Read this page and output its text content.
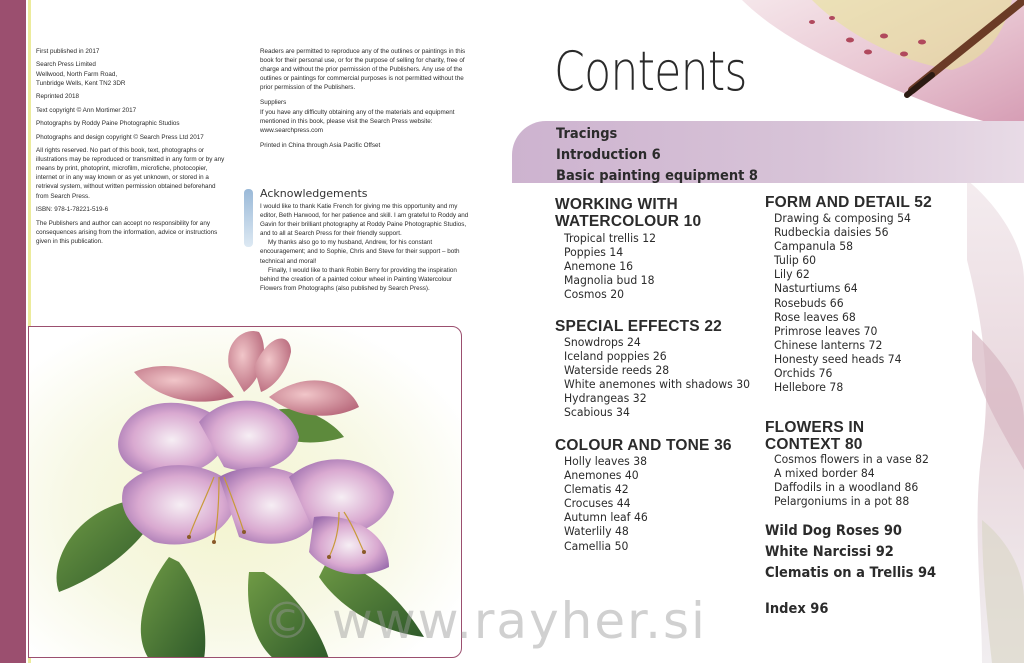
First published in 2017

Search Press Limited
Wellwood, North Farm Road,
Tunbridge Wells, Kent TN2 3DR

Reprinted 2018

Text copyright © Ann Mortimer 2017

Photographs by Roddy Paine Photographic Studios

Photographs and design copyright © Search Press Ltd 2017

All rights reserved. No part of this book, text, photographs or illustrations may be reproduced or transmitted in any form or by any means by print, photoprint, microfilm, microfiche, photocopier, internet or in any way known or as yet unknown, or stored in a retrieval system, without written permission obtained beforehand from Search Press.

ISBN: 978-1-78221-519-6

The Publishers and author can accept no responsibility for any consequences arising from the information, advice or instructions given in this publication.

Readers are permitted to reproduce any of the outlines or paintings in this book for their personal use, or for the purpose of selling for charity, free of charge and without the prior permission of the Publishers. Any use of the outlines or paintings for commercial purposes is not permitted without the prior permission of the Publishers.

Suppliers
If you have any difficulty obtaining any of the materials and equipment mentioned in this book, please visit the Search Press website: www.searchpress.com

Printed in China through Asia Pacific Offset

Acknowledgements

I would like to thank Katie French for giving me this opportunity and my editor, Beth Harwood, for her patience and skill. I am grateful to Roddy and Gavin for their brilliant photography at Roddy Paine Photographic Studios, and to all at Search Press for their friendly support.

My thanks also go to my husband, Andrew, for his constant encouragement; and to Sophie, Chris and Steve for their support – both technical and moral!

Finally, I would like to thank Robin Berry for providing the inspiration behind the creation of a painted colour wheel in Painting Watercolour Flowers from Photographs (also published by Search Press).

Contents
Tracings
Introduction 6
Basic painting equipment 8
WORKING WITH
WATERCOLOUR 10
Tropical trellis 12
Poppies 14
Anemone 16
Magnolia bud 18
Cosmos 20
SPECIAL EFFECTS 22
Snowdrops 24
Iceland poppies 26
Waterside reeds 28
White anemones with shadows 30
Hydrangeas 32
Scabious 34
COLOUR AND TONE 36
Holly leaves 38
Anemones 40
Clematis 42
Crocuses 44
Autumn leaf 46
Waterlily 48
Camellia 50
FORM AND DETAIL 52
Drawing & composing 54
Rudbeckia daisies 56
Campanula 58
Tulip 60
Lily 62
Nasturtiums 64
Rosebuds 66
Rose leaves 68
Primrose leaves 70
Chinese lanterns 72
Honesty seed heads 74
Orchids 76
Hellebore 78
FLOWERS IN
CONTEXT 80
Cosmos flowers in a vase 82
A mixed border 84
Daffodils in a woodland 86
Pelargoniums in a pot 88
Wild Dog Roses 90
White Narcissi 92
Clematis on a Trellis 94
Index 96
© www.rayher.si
--
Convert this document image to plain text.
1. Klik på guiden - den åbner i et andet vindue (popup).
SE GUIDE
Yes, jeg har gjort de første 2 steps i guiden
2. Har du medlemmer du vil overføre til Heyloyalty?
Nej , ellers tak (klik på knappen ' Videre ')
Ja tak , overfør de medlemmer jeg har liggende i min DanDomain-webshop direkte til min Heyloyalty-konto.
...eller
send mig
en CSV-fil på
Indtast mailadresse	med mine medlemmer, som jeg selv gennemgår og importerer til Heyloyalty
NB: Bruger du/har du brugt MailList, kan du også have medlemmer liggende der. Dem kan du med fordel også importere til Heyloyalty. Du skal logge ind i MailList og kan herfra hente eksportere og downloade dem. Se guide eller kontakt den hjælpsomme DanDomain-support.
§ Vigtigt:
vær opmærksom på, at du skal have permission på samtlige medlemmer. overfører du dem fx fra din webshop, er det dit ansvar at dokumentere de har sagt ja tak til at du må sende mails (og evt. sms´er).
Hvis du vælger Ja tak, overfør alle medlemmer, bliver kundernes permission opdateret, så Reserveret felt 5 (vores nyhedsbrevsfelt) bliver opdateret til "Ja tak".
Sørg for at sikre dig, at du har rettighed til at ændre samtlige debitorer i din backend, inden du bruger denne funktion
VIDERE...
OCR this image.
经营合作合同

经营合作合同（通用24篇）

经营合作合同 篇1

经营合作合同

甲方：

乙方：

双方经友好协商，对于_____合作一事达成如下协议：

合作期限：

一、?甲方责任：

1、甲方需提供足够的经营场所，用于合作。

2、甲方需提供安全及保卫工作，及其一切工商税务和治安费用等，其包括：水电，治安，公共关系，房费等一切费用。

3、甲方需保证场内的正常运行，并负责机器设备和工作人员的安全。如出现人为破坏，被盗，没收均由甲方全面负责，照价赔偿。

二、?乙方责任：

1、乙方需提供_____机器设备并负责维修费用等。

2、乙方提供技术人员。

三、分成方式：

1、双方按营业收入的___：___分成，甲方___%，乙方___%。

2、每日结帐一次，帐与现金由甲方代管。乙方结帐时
--
Set exercise: Collect every line with the string "Studios" from the records, and copy each.

Response:
Photographs by Roddy Paine Photographic Studios
I would like to thank Katie French for giving me this opportunity and my editor, Beth Harwood, for her patience and skill. I am grateful to Roddy and Gavin for their brilliant photography at Roddy Paine Photographic Studios, and to all at Search Press for their friendly support.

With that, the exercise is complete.